# Stored data start
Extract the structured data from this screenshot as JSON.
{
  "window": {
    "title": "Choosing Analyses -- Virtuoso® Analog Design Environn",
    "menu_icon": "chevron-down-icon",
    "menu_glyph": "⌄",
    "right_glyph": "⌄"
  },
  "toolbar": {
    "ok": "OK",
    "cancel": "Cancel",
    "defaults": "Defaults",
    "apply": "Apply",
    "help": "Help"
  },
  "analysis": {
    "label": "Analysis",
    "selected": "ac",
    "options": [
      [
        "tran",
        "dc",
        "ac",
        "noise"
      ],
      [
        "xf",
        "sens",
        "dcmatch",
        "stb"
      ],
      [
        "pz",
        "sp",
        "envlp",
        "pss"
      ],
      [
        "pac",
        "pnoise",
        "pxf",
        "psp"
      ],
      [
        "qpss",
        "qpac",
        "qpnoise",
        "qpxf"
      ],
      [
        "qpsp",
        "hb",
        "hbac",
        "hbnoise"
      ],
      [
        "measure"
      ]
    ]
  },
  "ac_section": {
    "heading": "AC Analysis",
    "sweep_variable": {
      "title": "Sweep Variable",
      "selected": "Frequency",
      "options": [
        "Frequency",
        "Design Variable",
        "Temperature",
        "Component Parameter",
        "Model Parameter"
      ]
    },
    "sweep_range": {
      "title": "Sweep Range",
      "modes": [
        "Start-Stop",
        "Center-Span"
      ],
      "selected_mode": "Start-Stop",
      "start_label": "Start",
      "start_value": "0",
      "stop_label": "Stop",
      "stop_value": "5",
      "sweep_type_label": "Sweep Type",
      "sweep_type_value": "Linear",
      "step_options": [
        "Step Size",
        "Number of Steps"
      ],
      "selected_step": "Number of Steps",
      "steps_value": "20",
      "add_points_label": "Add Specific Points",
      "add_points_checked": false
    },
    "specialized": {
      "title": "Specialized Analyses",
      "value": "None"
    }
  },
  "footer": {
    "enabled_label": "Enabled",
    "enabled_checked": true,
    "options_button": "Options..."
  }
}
# Stored data end
**Task to carry out:**
Show each line of the data that contains the string "Number".

**Solution for this task:**
        "Number of Steps"
      "selected_step": "Number of Steps",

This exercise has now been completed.